Saved entries
------------------------------------------------

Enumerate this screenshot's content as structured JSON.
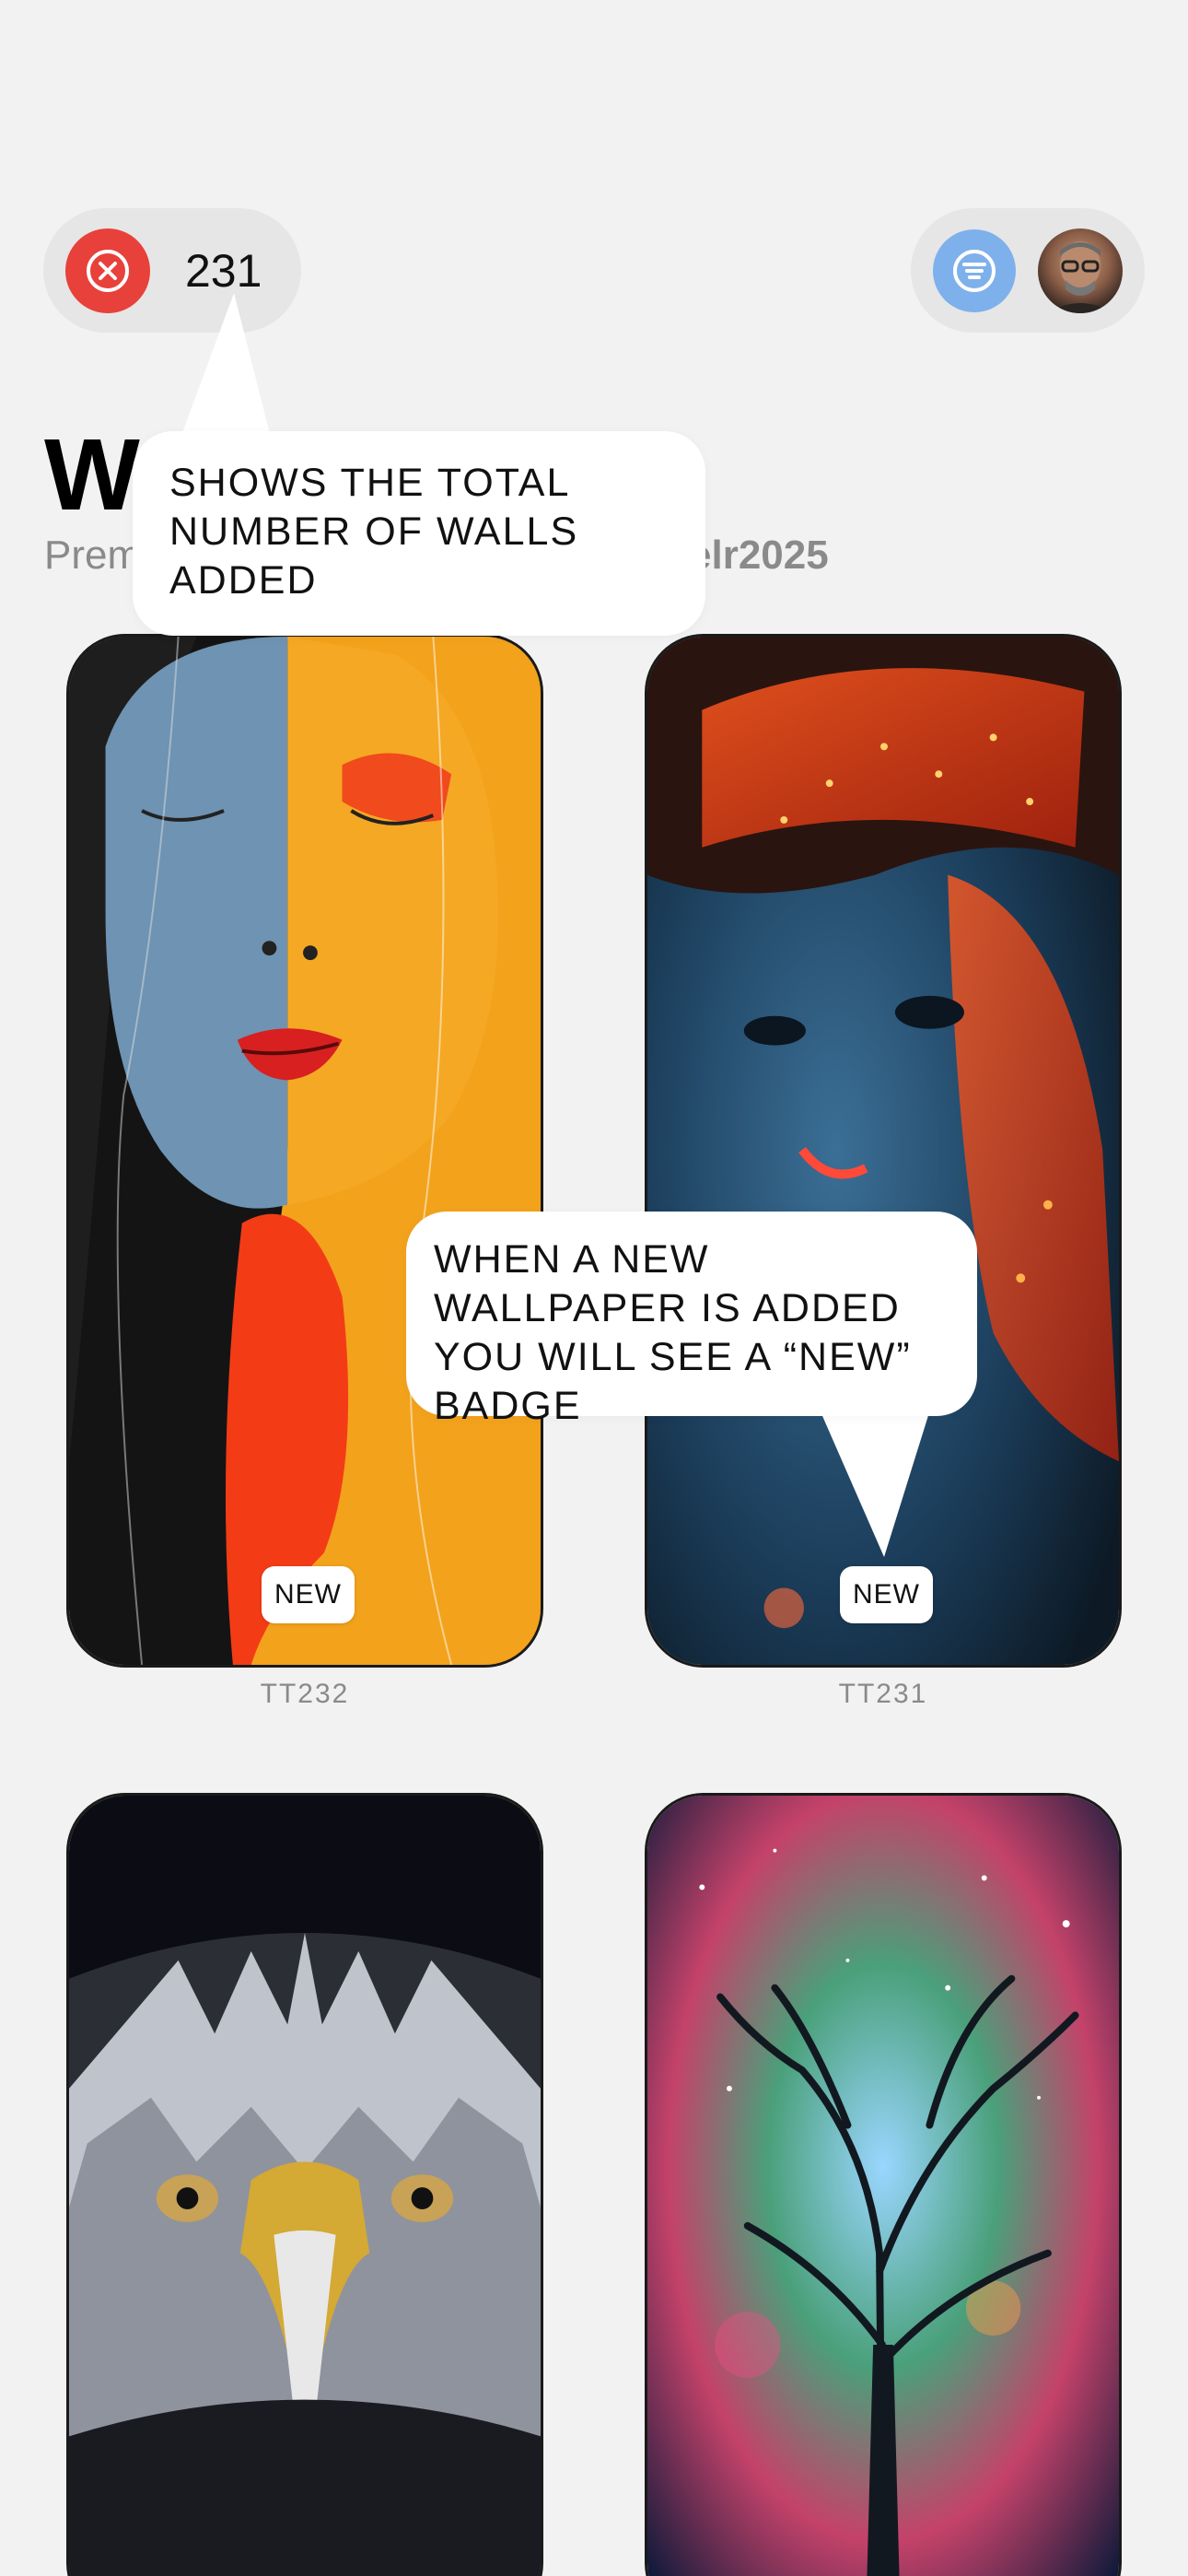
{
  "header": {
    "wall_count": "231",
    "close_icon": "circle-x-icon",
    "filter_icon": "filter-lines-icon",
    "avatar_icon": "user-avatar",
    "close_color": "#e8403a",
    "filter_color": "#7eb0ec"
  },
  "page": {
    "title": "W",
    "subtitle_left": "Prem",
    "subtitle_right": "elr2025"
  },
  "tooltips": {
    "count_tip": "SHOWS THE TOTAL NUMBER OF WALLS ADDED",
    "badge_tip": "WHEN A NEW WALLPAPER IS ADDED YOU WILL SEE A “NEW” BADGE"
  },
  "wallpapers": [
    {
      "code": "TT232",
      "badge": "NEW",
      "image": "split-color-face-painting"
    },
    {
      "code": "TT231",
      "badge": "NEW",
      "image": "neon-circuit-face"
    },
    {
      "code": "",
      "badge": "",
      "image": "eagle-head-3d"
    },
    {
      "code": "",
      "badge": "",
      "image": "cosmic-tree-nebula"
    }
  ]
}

------------------------------------------------

DIRECTIONS:
In your copy, repeat each record exactly and include no pictures.

PROBLEM SOLUTION:
Enumerate this screenshot's content as structured JSON.
{
  "header": {
    "wall_count": "231",
    "close_icon": "circle-x-icon",
    "filter_icon": "filter-lines-icon",
    "avatar_icon": "user-avatar",
    "close_color": "#e8403a",
    "filter_color": "#7eb0ec"
  },
  "page": {
    "title": "W",
    "subtitle_left": "Prem",
    "subtitle_right": "elr2025"
  },
  "tooltips": {
    "count_tip": "SHOWS THE TOTAL NUMBER OF WALLS ADDED",
    "badge_tip": "WHEN A NEW WALLPAPER IS ADDED YOU WILL SEE A “NEW” BADGE"
  },
  "wallpapers": [
    {
      "code": "TT232",
      "badge": "NEW",
      "image": "split-color-face-painting"
    },
    {
      "code": "TT231",
      "badge": "NEW",
      "image": "neon-circuit-face"
    },
    {
      "code": "",
      "badge": "",
      "image": "eagle-head-3d"
    },
    {
      "code": "",
      "badge": "",
      "image": "cosmic-tree-nebula"
    }
  ]
}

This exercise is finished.